- [Aim of the exercise]: Find the lines holding "questions" and copy them.

[Saved data entries]

--- start ---

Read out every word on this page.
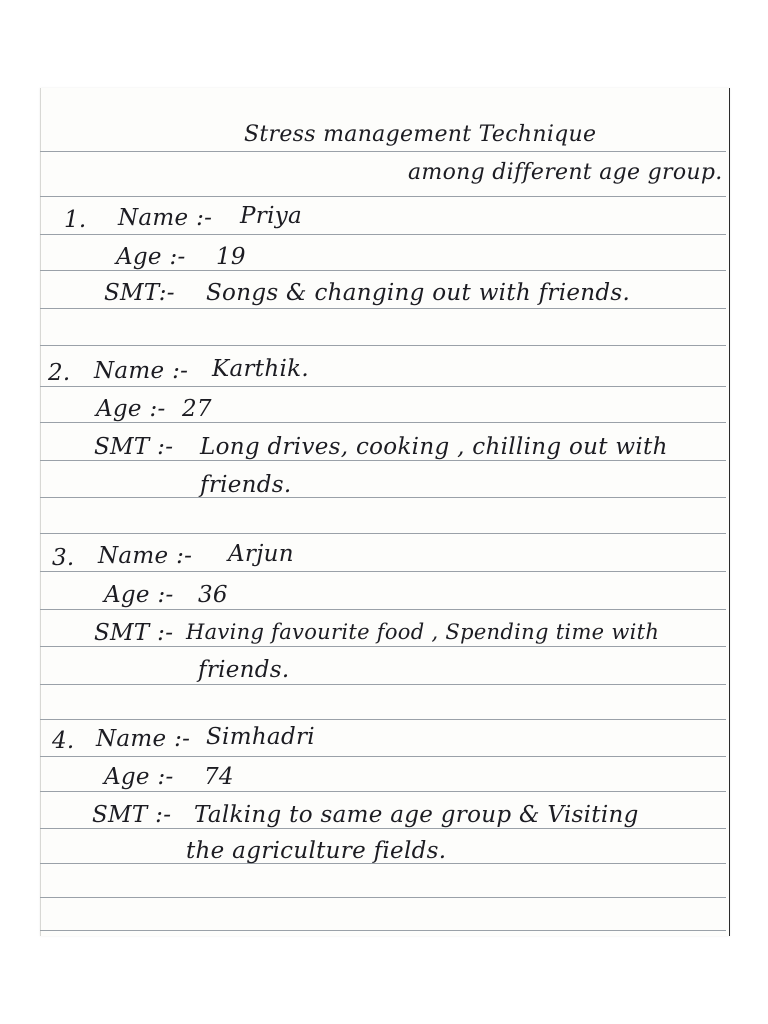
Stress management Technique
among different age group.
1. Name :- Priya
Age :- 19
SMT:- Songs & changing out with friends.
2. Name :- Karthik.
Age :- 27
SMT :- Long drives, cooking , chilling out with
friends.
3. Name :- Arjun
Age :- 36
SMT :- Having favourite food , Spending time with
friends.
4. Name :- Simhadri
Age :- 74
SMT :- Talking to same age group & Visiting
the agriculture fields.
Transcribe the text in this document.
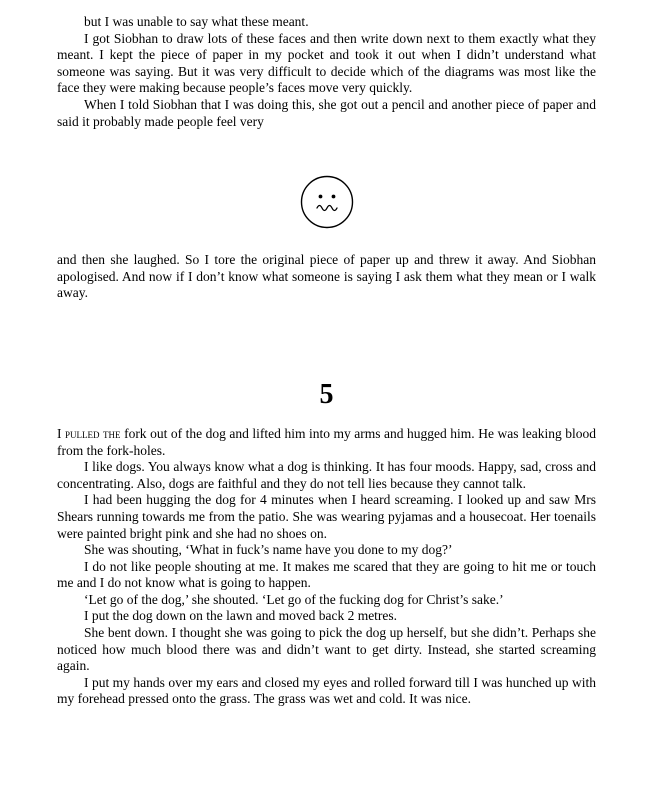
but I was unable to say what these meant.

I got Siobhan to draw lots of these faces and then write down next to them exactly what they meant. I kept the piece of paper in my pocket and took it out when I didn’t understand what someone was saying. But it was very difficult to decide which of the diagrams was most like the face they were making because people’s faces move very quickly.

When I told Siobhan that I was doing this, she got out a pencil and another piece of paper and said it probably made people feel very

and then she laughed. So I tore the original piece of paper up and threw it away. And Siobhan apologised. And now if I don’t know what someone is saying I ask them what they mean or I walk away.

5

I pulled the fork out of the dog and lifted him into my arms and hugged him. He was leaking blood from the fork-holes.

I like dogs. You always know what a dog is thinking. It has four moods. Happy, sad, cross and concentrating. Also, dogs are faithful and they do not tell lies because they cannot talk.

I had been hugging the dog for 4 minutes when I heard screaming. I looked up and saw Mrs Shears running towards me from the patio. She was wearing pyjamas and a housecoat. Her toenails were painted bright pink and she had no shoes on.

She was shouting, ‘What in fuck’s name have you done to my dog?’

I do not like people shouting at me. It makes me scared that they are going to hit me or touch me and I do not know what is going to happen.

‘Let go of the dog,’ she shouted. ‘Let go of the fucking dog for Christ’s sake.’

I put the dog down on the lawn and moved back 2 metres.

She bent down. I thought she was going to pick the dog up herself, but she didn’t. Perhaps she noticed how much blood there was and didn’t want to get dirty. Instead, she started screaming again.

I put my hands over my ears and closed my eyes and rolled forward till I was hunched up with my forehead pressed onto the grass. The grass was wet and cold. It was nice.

--- end ---
--- start ---

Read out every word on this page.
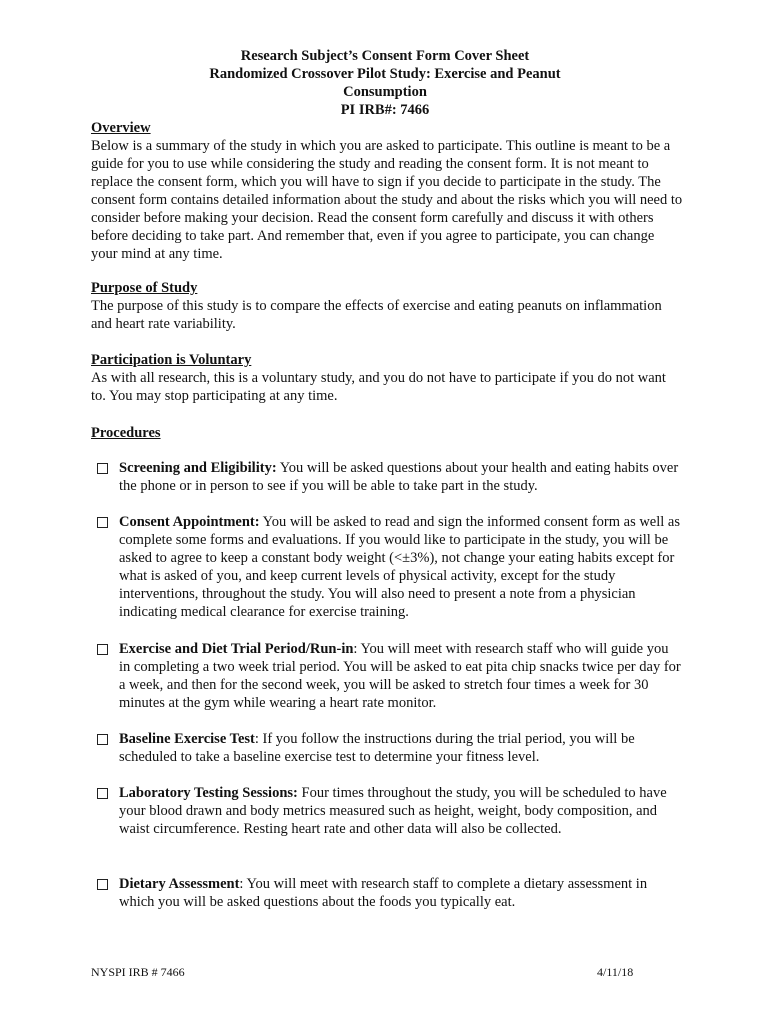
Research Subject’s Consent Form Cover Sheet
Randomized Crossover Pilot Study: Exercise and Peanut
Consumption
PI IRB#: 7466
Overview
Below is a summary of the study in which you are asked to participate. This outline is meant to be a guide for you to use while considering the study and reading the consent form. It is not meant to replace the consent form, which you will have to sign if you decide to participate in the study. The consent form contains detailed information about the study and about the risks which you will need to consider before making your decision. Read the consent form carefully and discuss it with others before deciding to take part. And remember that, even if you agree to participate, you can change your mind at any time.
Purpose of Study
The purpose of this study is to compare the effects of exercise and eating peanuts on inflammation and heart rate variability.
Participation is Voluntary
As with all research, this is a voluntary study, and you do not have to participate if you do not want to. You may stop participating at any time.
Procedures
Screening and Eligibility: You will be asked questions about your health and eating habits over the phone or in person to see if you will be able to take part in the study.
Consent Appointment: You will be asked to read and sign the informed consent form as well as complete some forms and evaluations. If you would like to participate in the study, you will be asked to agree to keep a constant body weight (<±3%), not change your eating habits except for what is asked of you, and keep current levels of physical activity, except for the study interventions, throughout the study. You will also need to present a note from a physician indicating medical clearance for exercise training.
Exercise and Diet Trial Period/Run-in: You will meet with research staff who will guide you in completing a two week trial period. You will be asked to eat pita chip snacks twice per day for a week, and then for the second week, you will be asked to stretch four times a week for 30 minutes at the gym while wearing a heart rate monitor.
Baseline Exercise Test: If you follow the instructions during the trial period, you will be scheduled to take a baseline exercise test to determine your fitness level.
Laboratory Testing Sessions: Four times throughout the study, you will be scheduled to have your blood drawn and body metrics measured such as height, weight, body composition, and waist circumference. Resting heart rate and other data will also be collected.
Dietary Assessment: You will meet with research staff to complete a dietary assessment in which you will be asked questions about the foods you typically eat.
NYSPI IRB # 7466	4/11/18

--- end ---
--- start ---

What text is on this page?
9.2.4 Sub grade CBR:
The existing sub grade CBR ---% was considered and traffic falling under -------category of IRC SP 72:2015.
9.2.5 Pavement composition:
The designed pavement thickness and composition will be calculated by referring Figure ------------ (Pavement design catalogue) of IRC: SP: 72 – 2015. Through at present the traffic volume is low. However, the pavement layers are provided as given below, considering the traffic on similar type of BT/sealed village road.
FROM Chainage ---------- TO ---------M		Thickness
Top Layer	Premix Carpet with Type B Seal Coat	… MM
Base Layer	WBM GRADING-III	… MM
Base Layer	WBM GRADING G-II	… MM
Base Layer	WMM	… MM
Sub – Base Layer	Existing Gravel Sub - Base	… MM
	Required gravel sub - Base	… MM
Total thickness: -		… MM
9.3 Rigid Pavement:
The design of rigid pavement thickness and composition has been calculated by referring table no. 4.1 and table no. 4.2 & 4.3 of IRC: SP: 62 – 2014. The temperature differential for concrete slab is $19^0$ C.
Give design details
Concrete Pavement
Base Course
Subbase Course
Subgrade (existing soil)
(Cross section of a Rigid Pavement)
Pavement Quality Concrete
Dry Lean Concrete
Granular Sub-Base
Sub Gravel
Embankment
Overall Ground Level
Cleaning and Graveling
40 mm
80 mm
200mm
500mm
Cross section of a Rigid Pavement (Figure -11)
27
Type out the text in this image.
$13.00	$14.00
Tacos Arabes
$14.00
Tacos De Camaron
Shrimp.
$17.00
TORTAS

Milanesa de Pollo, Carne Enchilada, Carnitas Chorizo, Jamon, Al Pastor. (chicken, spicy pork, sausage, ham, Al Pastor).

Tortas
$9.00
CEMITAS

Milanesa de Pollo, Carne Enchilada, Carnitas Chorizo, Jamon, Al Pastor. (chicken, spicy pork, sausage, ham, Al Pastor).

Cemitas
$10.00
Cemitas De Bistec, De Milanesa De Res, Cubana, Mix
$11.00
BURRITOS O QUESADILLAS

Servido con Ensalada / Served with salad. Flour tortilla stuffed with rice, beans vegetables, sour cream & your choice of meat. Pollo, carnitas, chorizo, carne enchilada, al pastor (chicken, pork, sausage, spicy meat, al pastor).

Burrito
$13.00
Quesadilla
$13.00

--- end ---

- [Task solution]:
Screening and Eligibility: You will be asked questions about your health and eating habits over the phone or in person to see if you will be able to take part in the study.
Dietary Assessment: You will meet with research staff to complete a dietary assessment in which you will be asked questions about the foods you typically eat.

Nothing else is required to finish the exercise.